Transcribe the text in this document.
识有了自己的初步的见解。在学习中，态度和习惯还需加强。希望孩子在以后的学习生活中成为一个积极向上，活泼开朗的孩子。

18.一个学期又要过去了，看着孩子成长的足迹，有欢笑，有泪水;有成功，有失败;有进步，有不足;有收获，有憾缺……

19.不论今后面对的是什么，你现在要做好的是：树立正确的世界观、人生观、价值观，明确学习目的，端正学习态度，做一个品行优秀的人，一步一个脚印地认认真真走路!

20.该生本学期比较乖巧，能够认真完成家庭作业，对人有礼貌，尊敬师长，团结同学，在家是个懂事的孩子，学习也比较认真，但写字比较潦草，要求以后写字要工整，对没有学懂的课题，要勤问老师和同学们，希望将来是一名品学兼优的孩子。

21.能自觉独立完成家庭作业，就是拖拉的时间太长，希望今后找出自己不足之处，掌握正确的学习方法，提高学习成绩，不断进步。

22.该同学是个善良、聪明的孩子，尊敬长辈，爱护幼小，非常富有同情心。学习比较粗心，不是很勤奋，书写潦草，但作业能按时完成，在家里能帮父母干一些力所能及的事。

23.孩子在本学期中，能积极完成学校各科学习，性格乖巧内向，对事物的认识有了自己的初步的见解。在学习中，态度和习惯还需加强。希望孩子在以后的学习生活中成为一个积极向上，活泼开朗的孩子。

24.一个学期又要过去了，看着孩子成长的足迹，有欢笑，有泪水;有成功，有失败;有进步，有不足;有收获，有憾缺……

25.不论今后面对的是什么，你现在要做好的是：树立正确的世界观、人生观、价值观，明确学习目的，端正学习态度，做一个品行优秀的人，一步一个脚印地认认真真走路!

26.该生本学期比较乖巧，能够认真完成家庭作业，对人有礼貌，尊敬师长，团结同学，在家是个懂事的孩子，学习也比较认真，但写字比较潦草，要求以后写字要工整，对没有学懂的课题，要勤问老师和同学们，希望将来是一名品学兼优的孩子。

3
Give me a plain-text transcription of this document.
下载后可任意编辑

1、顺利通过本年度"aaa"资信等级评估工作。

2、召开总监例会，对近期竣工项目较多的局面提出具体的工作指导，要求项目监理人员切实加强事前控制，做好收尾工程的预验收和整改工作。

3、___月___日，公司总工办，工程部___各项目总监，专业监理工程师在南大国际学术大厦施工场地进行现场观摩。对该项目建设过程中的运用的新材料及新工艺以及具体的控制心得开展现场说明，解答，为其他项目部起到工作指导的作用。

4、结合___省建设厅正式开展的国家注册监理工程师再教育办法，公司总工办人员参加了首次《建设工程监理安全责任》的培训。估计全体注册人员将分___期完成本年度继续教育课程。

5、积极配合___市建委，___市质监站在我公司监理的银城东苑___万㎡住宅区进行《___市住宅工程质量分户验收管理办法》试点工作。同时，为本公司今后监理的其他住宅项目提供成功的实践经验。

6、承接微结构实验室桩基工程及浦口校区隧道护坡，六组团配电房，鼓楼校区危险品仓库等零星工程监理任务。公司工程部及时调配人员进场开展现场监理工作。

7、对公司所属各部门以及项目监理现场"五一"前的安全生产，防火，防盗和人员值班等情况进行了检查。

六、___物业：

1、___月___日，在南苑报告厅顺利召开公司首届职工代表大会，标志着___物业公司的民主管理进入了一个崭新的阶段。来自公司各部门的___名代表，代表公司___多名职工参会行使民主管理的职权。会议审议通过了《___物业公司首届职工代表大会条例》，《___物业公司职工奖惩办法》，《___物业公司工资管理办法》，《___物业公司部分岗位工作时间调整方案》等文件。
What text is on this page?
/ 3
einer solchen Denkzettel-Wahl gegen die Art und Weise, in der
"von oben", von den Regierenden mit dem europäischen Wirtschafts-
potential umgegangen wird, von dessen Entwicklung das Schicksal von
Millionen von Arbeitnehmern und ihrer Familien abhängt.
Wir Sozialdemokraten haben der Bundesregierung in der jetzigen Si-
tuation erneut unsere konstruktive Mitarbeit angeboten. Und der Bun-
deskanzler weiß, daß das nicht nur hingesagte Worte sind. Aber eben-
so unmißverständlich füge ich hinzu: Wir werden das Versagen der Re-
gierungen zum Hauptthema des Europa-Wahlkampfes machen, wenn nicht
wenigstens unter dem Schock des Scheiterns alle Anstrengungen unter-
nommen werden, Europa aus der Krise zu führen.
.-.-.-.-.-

● ● ● ●

In the records above, how many lines contain the string "希望孩子在以后的学习生活中成为一个积极向上"? State that number only.

WRITTEN SOLUTION.
2